◆ Instructions to follow:
Transcribe each of the records below exactly, excluding all pictures.
>> Start
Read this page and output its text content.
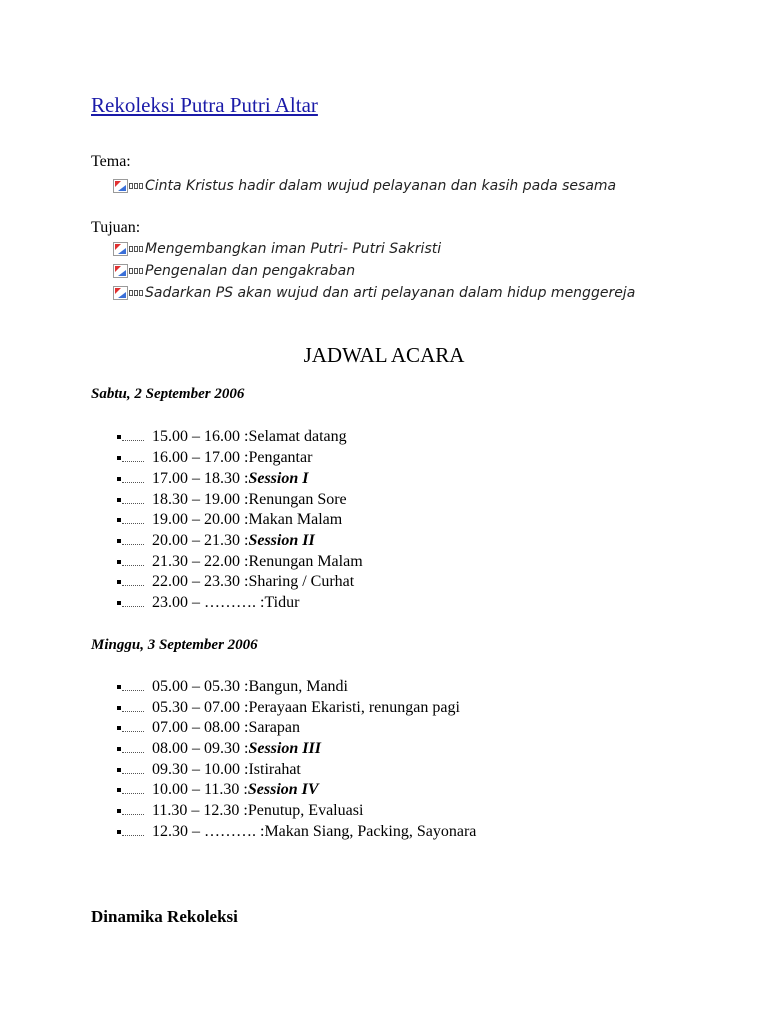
Rekoleksi Putra Putri Altar
Tema:
Cinta Kristus hadir dalam wujud pelayanan dan kasih pada sesama
Tujuan:
Mengembangkan iman Putri- Putri Sakristi
Pengenalan dan pengakraban
Sadarkan PS akan wujud dan arti pelayanan dalam hidup menggereja
JADWAL ACARA
Sabtu, 2 September 2006
15.00 – 16.00 : Selamat datang
16.00 – 17.00 : Pengantar
17.00 – 18.30 : Session I
18.30 – 19.00 : Renungan Sore
19.00 – 20.00 : Makan Malam
20.00 – 21.30 : Session II
21.30 – 22.00 : Renungan Malam
22.00 – 23.30 : Sharing / Curhat
23.00 – ………. : Tidur
Minggu, 3 September 2006
05.00 – 05.30 : Bangun, Mandi
05.30 – 07.00 : Perayaan Ekaristi, renungan pagi
07.00 – 08.00 : Sarapan
08.00 – 09.30 : Session III
09.30 – 10.00 : Istirahat
10.00 – 11.30 : Session IV
11.30 – 12.30 : Penutup, Evaluasi
12.30 – ………. : Makan Siang, Packing, Sayonara
Dinamika Rekoleksi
>> End
◆ Correct result:
Read this page and output its text content.
Rekoleksi Putra Putri Altar
Tema:
Cinta Kristus hadir dalam wujud pelayanan dan kasih pada sesama
Tujuan:
Mengembangkan iman Putri- Putri Sakristi
Pengenalan dan pengakraban
Sadarkan PS akan wujud dan arti pelayanan dalam hidup menggereja
JADWAL ACARA
Sabtu, 2 September 2006
15.00 – 16.00 : Selamat datang
16.00 – 17.00 : Pengantar
17.00 – 18.30 : Session I
18.30 – 19.00 : Renungan Sore
19.00 – 20.00 : Makan Malam
20.00 – 21.30 : Session II
21.30 – 22.00 : Renungan Malam
22.00 – 23.30 : Sharing / Curhat
23.00 – ………. : Tidur
Minggu, 3 September 2006
05.00 – 05.30 : Bangun, Mandi
05.30 – 07.00 : Perayaan Ekaristi, renungan pagi
07.00 – 08.00 : Sarapan
08.00 – 09.30 : Session III
09.30 – 10.00 : Istirahat
10.00 – 11.30 : Session IV
11.30 – 12.30 : Penutup, Evaluasi
12.30 – ………. : Makan Siang, Packing, Sayonara
Dinamika Rekoleksi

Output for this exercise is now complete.